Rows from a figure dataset

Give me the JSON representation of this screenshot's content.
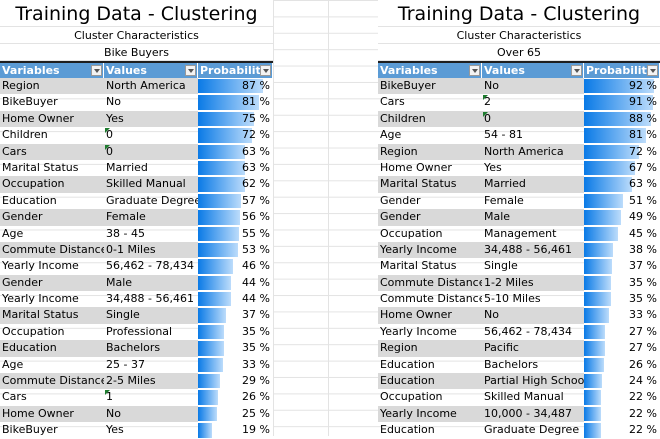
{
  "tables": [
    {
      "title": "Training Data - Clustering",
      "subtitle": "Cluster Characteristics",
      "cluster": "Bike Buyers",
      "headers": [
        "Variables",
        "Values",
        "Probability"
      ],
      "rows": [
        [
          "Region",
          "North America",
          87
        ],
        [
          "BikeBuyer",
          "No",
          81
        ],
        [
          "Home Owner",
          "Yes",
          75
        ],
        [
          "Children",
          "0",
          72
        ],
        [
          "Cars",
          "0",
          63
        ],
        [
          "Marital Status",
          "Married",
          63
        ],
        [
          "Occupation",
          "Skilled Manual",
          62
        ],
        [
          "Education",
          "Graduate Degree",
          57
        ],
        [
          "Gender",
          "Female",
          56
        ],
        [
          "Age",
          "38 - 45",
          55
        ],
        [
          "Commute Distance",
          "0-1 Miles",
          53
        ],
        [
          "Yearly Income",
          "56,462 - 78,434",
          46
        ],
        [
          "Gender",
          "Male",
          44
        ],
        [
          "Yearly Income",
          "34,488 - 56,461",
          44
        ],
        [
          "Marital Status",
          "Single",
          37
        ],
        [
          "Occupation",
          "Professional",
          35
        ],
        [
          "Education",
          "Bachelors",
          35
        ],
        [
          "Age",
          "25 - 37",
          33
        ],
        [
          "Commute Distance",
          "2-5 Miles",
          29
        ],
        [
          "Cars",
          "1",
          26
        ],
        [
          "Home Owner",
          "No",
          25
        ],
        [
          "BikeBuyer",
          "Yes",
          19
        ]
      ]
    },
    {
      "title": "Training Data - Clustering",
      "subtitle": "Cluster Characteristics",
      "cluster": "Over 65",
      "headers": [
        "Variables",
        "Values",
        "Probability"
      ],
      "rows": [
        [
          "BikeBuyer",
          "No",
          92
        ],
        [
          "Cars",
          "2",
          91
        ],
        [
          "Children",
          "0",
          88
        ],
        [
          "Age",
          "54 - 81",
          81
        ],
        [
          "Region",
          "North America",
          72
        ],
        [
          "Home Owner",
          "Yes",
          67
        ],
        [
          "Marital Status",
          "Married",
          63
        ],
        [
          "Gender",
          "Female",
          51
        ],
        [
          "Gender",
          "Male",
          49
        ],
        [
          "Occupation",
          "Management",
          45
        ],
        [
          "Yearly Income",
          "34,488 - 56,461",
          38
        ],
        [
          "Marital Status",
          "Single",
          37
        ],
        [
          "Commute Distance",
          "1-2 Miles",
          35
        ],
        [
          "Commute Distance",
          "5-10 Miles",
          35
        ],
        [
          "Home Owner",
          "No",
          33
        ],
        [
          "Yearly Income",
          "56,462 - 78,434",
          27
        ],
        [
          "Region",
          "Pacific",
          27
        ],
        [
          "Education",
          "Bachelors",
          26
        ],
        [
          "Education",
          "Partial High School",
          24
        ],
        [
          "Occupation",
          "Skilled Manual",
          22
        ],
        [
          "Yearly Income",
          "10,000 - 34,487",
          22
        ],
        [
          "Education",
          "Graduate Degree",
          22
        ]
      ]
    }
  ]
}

> [SET EXERCISE]:
What comes back should match the records exactly, minus any pictures.

> [FULL SOLUTION]:
Give me the JSON representation of this screenshot's content.
{
  "tables": [
    {
      "title": "Training Data - Clustering",
      "subtitle": "Cluster Characteristics",
      "cluster": "Bike Buyers",
      "headers": [
        "Variables",
        "Values",
        "Probability"
      ],
      "rows": [
        [
          "Region",
          "North America",
          87
        ],
        [
          "BikeBuyer",
          "No",
          81
        ],
        [
          "Home Owner",
          "Yes",
          75
        ],
        [
          "Children",
          "0",
          72
        ],
        [
          "Cars",
          "0",
          63
        ],
        [
          "Marital Status",
          "Married",
          63
        ],
        [
          "Occupation",
          "Skilled Manual",
          62
        ],
        [
          "Education",
          "Graduate Degree",
          57
        ],
        [
          "Gender",
          "Female",
          56
        ],
        [
          "Age",
          "38 - 45",
          55
        ],
        [
          "Commute Distance",
          "0-1 Miles",
          53
        ],
        [
          "Yearly Income",
          "56,462 - 78,434",
          46
        ],
        [
          "Gender",
          "Male",
          44
        ],
        [
          "Yearly Income",
          "34,488 - 56,461",
          44
        ],
        [
          "Marital Status",
          "Single",
          37
        ],
        [
          "Occupation",
          "Professional",
          35
        ],
        [
          "Education",
          "Bachelors",
          35
        ],
        [
          "Age",
          "25 - 37",
          33
        ],
        [
          "Commute Distance",
          "2-5 Miles",
          29
        ],
        [
          "Cars",
          "1",
          26
        ],
        [
          "Home Owner",
          "No",
          25
        ],
        [
          "BikeBuyer",
          "Yes",
          19
        ]
      ]
    },
    {
      "title": "Training Data - Clustering",
      "subtitle": "Cluster Characteristics",
      "cluster": "Over 65",
      "headers": [
        "Variables",
        "Values",
        "Probability"
      ],
      "rows": [
        [
          "BikeBuyer",
          "No",
          92
        ],
        [
          "Cars",
          "2",
          91
        ],
        [
          "Children",
          "0",
          88
        ],
        [
          "Age",
          "54 - 81",
          81
        ],
        [
          "Region",
          "North America",
          72
        ],
        [
          "Home Owner",
          "Yes",
          67
        ],
        [
          "Marital Status",
          "Married",
          63
        ],
        [
          "Gender",
          "Female",
          51
        ],
        [
          "Gender",
          "Male",
          49
        ],
        [
          "Occupation",
          "Management",
          45
        ],
        [
          "Yearly Income",
          "34,488 - 56,461",
          38
        ],
        [
          "Marital Status",
          "Single",
          37
        ],
        [
          "Commute Distance",
          "1-2 Miles",
          35
        ],
        [
          "Commute Distance",
          "5-10 Miles",
          35
        ],
        [
          "Home Owner",
          "No",
          33
        ],
        [
          "Yearly Income",
          "56,462 - 78,434",
          27
        ],
        [
          "Region",
          "Pacific",
          27
        ],
        [
          "Education",
          "Bachelors",
          26
        ],
        [
          "Education",
          "Partial High School",
          24
        ],
        [
          "Occupation",
          "Skilled Manual",
          22
        ],
        [
          "Yearly Income",
          "10,000 - 34,487",
          22
        ],
        [
          "Education",
          "Graduate Degree",
          22
        ]
      ]
    }
  ]
}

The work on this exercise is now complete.